> [Required work]: Take every line from the listing below that contains "full".

※ ※ ※

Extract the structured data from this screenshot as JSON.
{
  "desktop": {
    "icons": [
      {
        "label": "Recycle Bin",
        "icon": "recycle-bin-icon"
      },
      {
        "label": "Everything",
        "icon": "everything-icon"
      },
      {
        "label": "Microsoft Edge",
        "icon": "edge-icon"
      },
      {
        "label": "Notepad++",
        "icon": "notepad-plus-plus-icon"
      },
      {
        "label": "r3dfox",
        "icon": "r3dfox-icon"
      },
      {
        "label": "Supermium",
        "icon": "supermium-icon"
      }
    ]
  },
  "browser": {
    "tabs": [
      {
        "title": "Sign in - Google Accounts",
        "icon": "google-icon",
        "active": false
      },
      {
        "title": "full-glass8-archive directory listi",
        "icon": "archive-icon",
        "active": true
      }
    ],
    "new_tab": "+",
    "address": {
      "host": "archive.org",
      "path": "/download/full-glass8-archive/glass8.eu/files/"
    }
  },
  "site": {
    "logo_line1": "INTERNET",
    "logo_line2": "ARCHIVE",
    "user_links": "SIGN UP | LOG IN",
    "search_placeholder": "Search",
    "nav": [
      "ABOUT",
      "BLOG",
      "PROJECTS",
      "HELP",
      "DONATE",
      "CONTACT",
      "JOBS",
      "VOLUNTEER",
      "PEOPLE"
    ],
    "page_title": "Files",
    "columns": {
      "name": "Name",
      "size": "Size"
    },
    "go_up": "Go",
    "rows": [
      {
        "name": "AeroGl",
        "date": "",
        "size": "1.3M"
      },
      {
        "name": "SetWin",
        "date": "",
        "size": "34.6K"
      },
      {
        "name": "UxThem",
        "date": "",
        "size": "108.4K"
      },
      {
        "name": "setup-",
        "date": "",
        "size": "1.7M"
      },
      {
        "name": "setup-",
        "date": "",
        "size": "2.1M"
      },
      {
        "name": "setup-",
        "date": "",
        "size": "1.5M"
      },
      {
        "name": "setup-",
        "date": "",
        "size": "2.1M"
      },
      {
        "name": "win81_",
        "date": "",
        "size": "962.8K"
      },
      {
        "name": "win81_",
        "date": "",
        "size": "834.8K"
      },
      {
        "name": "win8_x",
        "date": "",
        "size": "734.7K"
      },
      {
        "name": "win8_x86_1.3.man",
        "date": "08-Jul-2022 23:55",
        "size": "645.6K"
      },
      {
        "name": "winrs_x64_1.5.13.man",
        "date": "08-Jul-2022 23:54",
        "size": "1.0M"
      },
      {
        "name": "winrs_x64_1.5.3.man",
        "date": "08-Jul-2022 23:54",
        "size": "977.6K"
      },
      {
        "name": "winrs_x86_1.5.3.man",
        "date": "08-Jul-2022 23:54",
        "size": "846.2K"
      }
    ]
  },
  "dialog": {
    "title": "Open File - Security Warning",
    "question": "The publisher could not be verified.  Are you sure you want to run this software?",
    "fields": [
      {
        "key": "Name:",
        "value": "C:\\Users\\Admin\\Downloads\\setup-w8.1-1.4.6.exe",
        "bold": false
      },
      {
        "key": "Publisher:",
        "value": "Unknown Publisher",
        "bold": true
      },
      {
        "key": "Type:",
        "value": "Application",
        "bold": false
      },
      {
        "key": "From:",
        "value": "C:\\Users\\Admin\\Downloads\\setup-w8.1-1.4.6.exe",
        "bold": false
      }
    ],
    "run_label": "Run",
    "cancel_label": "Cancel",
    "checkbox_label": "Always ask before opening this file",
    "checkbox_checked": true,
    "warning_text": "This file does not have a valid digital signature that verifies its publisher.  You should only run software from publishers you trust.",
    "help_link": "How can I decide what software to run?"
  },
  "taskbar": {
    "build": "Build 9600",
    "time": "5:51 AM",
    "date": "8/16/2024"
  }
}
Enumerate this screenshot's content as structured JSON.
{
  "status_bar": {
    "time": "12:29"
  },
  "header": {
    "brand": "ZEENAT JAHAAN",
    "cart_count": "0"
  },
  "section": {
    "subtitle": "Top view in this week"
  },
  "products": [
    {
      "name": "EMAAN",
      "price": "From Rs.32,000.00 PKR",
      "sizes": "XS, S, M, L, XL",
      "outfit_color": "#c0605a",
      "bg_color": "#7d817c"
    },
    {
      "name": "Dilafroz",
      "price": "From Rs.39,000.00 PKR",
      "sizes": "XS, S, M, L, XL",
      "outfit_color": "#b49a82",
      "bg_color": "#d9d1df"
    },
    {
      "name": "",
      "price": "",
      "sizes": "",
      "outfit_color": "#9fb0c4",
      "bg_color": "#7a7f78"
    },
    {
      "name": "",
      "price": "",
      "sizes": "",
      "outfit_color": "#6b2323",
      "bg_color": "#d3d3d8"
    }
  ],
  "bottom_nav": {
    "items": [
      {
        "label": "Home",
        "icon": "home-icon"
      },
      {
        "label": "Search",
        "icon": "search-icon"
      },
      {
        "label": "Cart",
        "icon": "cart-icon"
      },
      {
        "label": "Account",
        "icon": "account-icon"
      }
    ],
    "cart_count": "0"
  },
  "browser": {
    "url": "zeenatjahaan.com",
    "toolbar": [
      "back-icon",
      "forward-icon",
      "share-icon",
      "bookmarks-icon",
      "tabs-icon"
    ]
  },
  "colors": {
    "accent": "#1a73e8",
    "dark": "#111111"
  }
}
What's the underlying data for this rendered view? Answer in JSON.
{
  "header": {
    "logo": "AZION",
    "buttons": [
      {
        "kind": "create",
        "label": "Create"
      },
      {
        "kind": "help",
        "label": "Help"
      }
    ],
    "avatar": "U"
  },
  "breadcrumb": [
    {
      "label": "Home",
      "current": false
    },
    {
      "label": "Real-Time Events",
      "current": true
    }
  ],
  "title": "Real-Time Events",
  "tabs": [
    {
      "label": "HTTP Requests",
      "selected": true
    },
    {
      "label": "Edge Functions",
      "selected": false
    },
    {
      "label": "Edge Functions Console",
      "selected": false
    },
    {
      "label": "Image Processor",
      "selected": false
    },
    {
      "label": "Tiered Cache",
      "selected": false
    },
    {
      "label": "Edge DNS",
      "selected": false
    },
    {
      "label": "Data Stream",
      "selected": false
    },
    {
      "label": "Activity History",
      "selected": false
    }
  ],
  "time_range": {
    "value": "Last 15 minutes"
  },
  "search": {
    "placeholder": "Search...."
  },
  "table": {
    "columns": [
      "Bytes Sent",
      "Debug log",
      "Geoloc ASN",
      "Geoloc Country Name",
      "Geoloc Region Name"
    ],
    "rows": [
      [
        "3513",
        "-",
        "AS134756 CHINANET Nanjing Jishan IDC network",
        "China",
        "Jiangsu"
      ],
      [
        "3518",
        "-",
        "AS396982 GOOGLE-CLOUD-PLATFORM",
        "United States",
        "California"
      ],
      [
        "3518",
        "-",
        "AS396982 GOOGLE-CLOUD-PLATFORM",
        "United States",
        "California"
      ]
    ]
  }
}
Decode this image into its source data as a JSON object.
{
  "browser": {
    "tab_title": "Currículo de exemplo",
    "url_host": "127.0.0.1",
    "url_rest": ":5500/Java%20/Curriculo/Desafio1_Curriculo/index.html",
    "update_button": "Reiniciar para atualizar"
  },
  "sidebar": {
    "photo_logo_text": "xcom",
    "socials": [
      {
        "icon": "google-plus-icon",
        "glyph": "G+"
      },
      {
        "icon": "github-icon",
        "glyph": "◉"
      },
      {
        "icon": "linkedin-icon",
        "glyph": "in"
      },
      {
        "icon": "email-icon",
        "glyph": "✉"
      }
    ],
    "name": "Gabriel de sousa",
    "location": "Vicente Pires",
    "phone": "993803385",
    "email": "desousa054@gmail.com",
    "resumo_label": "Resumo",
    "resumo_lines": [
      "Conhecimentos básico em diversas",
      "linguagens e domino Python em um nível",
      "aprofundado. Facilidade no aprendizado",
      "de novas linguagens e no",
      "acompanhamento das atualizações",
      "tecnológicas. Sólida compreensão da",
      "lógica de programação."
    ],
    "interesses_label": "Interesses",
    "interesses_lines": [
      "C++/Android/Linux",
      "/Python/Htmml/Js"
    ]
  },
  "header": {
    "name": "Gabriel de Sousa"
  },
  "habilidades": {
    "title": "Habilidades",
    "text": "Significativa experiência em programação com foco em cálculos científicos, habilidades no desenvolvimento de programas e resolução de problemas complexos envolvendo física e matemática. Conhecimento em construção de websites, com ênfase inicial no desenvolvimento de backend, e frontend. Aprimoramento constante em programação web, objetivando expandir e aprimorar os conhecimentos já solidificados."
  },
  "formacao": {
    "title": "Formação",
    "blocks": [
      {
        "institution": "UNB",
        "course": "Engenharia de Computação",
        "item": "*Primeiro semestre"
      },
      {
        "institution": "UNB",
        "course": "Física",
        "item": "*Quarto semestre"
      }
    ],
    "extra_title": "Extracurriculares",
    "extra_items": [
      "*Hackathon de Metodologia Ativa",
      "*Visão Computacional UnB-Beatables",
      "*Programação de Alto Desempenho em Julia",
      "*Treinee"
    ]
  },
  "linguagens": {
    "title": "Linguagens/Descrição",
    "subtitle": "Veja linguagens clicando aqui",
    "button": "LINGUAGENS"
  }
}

※ ※ ※

> [Complete output]:
        "title": "full-glass8-archive directory listi",
      "path": "/download/full-glass8-archive/glass8.eu/files/"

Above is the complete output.